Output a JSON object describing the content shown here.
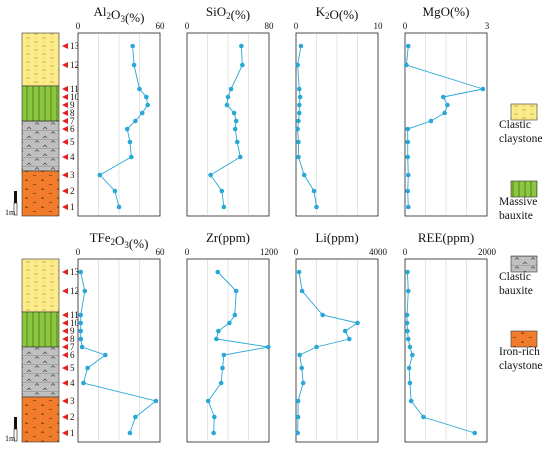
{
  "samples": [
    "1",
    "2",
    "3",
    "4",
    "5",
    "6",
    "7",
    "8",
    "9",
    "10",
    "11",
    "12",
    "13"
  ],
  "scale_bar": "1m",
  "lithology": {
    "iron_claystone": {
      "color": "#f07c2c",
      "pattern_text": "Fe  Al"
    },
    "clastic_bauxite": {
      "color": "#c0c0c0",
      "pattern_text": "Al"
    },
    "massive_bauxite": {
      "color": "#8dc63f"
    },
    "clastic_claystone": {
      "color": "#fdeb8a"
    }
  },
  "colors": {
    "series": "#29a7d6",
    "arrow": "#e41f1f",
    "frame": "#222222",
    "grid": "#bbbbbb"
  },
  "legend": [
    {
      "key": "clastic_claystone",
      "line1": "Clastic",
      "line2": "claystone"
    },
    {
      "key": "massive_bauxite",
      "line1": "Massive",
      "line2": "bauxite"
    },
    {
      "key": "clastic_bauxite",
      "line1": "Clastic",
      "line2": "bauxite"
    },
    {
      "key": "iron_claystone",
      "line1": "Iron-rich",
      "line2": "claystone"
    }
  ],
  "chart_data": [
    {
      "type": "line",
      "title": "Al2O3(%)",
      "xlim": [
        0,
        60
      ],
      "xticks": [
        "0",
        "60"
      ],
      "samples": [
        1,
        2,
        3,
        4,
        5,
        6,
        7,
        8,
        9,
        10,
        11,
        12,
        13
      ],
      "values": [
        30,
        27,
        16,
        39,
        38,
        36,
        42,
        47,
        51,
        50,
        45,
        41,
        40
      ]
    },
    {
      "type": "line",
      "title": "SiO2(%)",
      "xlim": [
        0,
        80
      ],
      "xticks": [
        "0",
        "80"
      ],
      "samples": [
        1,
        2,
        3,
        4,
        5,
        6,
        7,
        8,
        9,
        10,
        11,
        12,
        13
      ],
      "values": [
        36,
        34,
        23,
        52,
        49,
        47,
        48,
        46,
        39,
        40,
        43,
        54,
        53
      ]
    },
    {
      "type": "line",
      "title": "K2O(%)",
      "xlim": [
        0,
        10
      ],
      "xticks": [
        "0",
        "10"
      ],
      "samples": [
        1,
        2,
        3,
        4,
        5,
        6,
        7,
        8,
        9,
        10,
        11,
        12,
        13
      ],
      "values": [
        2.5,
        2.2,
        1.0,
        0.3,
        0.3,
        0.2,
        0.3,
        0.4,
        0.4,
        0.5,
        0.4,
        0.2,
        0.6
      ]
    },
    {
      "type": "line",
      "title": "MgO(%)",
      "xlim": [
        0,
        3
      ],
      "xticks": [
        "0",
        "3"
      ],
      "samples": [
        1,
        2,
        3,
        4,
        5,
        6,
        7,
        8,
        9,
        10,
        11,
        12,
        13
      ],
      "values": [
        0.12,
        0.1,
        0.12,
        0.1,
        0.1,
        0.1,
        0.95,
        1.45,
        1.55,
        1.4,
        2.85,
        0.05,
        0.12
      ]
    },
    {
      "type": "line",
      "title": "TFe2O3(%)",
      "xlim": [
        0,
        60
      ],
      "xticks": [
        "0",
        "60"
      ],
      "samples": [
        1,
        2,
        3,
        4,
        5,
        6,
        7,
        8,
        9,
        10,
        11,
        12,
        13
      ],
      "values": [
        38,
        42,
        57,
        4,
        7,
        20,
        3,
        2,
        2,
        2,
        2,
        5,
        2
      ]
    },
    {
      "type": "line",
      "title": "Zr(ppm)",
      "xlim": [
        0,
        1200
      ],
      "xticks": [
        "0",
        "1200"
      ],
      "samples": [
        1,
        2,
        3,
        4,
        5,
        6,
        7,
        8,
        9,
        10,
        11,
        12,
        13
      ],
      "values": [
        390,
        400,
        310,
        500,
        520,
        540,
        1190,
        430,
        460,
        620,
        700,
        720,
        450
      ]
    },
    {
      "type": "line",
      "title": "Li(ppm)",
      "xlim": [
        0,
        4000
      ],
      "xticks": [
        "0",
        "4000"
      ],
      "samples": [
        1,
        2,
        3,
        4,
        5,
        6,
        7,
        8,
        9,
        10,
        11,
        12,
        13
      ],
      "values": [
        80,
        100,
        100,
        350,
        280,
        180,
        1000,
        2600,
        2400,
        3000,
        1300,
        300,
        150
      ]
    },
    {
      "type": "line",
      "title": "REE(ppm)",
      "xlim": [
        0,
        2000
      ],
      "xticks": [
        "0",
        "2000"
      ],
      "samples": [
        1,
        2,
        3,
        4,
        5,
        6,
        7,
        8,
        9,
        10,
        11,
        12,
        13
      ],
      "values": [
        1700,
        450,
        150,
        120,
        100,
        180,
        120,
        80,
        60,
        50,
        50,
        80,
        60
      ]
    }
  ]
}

### Task directions
Restate each of the entries above word for word and skip every image.

### The answer
Output a JSON object describing the content shown here.
{
  "samples": [
    "1",
    "2",
    "3",
    "4",
    "5",
    "6",
    "7",
    "8",
    "9",
    "10",
    "11",
    "12",
    "13"
  ],
  "scale_bar": "1m",
  "lithology": {
    "iron_claystone": {
      "color": "#f07c2c",
      "pattern_text": "Fe  Al"
    },
    "clastic_bauxite": {
      "color": "#c0c0c0",
      "pattern_text": "Al"
    },
    "massive_bauxite": {
      "color": "#8dc63f"
    },
    "clastic_claystone": {
      "color": "#fdeb8a"
    }
  },
  "colors": {
    "series": "#29a7d6",
    "arrow": "#e41f1f",
    "frame": "#222222",
    "grid": "#bbbbbb"
  },
  "legend": [
    {
      "key": "clastic_claystone",
      "line1": "Clastic",
      "line2": "claystone"
    },
    {
      "key": "massive_bauxite",
      "line1": "Massive",
      "line2": "bauxite"
    },
    {
      "key": "clastic_bauxite",
      "line1": "Clastic",
      "line2": "bauxite"
    },
    {
      "key": "iron_claystone",
      "line1": "Iron-rich",
      "line2": "claystone"
    }
  ],
  "chart_data": [
    {
      "type": "line",
      "title": "Al2O3(%)",
      "xlim": [
        0,
        60
      ],
      "xticks": [
        "0",
        "60"
      ],
      "samples": [
        1,
        2,
        3,
        4,
        5,
        6,
        7,
        8,
        9,
        10,
        11,
        12,
        13
      ],
      "values": [
        30,
        27,
        16,
        39,
        38,
        36,
        42,
        47,
        51,
        50,
        45,
        41,
        40
      ]
    },
    {
      "type": "line",
      "title": "SiO2(%)",
      "xlim": [
        0,
        80
      ],
      "xticks": [
        "0",
        "80"
      ],
      "samples": [
        1,
        2,
        3,
        4,
        5,
        6,
        7,
        8,
        9,
        10,
        11,
        12,
        13
      ],
      "values": [
        36,
        34,
        23,
        52,
        49,
        47,
        48,
        46,
        39,
        40,
        43,
        54,
        53
      ]
    },
    {
      "type": "line",
      "title": "K2O(%)",
      "xlim": [
        0,
        10
      ],
      "xticks": [
        "0",
        "10"
      ],
      "samples": [
        1,
        2,
        3,
        4,
        5,
        6,
        7,
        8,
        9,
        10,
        11,
        12,
        13
      ],
      "values": [
        2.5,
        2.2,
        1.0,
        0.3,
        0.3,
        0.2,
        0.3,
        0.4,
        0.4,
        0.5,
        0.4,
        0.2,
        0.6
      ]
    },
    {
      "type": "line",
      "title": "MgO(%)",
      "xlim": [
        0,
        3
      ],
      "xticks": [
        "0",
        "3"
      ],
      "samples": [
        1,
        2,
        3,
        4,
        5,
        6,
        7,
        8,
        9,
        10,
        11,
        12,
        13
      ],
      "values": [
        0.12,
        0.1,
        0.12,
        0.1,
        0.1,
        0.1,
        0.95,
        1.45,
        1.55,
        1.4,
        2.85,
        0.05,
        0.12
      ]
    },
    {
      "type": "line",
      "title": "TFe2O3(%)",
      "xlim": [
        0,
        60
      ],
      "xticks": [
        "0",
        "60"
      ],
      "samples": [
        1,
        2,
        3,
        4,
        5,
        6,
        7,
        8,
        9,
        10,
        11,
        12,
        13
      ],
      "values": [
        38,
        42,
        57,
        4,
        7,
        20,
        3,
        2,
        2,
        2,
        2,
        5,
        2
      ]
    },
    {
      "type": "line",
      "title": "Zr(ppm)",
      "xlim": [
        0,
        1200
      ],
      "xticks": [
        "0",
        "1200"
      ],
      "samples": [
        1,
        2,
        3,
        4,
        5,
        6,
        7,
        8,
        9,
        10,
        11,
        12,
        13
      ],
      "values": [
        390,
        400,
        310,
        500,
        520,
        540,
        1190,
        430,
        460,
        620,
        700,
        720,
        450
      ]
    },
    {
      "type": "line",
      "title": "Li(ppm)",
      "xlim": [
        0,
        4000
      ],
      "xticks": [
        "0",
        "4000"
      ],
      "samples": [
        1,
        2,
        3,
        4,
        5,
        6,
        7,
        8,
        9,
        10,
        11,
        12,
        13
      ],
      "values": [
        80,
        100,
        100,
        350,
        280,
        180,
        1000,
        2600,
        2400,
        3000,
        1300,
        300,
        150
      ]
    },
    {
      "type": "line",
      "title": "REE(ppm)",
      "xlim": [
        0,
        2000
      ],
      "xticks": [
        "0",
        "2000"
      ],
      "samples": [
        1,
        2,
        3,
        4,
        5,
        6,
        7,
        8,
        9,
        10,
        11,
        12,
        13
      ],
      "values": [
        1700,
        450,
        150,
        120,
        100,
        180,
        120,
        80,
        60,
        50,
        50,
        80,
        60
      ]
    }
  ]
}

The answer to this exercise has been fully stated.